● Problem to solve:
Using the data below, copy every line that contains the word "Französisch".

Given data start

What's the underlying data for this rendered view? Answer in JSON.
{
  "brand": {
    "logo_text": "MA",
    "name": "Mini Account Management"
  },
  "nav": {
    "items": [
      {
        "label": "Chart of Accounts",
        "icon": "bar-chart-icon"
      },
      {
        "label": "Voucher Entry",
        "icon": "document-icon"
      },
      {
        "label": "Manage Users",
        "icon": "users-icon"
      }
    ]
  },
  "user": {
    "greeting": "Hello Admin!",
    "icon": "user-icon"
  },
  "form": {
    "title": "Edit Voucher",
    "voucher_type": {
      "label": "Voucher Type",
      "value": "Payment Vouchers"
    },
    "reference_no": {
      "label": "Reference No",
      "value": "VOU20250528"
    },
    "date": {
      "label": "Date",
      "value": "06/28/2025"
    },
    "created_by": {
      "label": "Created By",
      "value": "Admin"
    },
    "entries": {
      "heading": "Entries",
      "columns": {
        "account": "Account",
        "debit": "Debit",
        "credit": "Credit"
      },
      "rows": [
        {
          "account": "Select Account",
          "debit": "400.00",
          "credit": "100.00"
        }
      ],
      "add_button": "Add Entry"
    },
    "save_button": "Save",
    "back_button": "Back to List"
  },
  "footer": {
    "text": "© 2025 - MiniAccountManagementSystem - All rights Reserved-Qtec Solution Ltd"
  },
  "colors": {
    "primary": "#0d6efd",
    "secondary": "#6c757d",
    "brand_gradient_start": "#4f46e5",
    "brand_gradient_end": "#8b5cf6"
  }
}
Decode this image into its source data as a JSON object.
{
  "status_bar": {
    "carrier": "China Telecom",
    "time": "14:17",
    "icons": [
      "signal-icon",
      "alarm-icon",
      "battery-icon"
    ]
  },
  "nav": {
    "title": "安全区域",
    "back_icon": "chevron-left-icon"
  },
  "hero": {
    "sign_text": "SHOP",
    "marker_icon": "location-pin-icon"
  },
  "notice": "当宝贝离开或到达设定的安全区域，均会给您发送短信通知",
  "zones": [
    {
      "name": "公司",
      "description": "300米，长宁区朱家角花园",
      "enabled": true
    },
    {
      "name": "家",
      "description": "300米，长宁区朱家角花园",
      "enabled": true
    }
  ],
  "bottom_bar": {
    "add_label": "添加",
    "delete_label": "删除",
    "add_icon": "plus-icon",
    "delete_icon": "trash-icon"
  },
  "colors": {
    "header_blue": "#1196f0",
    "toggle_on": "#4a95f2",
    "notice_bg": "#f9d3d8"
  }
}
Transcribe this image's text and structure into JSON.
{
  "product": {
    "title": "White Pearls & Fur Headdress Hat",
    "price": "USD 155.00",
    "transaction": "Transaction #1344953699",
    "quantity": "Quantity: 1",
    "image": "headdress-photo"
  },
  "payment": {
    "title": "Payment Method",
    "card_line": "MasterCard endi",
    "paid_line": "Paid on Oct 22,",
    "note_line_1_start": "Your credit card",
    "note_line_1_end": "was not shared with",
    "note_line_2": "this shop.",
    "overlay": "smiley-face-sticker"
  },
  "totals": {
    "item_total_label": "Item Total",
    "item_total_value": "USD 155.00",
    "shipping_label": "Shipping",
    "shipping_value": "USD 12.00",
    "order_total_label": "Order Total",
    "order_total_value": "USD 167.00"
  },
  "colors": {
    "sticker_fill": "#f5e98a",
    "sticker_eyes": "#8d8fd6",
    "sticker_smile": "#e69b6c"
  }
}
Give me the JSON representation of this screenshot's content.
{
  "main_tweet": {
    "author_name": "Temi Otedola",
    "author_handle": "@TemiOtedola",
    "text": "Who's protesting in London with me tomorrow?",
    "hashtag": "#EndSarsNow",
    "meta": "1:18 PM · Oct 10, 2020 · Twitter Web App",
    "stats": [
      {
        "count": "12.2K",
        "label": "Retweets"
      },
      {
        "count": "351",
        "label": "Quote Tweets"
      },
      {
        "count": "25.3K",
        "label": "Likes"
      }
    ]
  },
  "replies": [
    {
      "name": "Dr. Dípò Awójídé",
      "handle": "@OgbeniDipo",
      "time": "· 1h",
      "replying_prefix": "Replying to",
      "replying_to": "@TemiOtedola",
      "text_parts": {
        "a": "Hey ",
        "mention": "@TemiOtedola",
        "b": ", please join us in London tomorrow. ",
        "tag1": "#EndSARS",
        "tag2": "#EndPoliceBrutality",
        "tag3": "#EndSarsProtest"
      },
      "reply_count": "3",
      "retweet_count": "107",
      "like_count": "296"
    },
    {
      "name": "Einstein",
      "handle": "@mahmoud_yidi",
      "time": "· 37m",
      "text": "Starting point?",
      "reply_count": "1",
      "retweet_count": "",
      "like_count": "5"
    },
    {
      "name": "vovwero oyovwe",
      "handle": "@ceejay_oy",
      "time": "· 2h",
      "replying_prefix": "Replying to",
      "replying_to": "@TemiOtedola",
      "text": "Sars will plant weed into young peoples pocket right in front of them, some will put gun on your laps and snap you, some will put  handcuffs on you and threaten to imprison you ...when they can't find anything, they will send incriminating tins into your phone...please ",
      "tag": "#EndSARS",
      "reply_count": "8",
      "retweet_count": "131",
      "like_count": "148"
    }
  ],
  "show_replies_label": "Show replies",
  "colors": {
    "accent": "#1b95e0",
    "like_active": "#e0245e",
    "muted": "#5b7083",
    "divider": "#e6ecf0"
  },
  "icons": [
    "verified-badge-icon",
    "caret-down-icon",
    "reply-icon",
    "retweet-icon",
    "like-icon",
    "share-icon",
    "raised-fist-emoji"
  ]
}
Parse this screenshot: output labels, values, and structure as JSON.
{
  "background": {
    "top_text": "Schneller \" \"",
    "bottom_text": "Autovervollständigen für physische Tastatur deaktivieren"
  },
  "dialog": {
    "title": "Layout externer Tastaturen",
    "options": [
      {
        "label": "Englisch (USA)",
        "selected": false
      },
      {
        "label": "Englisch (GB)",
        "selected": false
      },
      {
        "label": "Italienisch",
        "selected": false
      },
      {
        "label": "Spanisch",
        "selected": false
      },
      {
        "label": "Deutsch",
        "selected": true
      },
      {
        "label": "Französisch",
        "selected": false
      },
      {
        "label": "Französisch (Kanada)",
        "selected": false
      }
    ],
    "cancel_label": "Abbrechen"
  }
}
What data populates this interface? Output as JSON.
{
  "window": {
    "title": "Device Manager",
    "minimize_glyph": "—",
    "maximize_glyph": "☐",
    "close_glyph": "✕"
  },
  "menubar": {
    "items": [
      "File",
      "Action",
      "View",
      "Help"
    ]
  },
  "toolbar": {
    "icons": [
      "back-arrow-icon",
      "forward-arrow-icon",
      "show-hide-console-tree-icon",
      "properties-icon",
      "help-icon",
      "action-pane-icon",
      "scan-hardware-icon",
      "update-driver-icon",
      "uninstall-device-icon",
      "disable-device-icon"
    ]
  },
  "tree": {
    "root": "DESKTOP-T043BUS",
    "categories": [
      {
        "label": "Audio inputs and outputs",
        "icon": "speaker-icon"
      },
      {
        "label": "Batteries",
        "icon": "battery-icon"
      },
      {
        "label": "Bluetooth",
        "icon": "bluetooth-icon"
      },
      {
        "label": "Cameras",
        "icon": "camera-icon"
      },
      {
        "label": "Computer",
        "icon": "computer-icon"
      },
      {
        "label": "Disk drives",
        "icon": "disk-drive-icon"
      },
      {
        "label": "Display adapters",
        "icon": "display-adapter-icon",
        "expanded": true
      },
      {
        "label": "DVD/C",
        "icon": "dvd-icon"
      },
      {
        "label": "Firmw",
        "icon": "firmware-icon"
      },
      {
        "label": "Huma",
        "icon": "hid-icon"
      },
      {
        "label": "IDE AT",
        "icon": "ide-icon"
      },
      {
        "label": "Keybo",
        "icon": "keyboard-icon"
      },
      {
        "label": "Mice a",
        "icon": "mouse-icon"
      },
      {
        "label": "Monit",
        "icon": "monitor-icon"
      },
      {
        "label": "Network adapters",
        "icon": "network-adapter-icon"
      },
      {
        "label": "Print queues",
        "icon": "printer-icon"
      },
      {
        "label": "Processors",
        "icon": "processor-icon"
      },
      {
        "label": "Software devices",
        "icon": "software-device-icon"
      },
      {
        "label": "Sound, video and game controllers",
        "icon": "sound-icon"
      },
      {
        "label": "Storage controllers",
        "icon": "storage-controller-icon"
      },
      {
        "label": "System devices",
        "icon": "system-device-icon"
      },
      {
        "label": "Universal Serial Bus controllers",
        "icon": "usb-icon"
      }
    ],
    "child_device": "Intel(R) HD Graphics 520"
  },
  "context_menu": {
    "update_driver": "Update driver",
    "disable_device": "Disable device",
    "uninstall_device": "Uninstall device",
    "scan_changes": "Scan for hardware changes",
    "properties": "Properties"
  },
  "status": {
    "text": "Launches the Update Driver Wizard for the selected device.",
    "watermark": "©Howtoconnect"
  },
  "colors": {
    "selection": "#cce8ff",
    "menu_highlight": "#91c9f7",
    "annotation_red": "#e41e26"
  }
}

Given data end

● Solution:
        "label": "Französisch",
        "label": "Französisch (Kanada)",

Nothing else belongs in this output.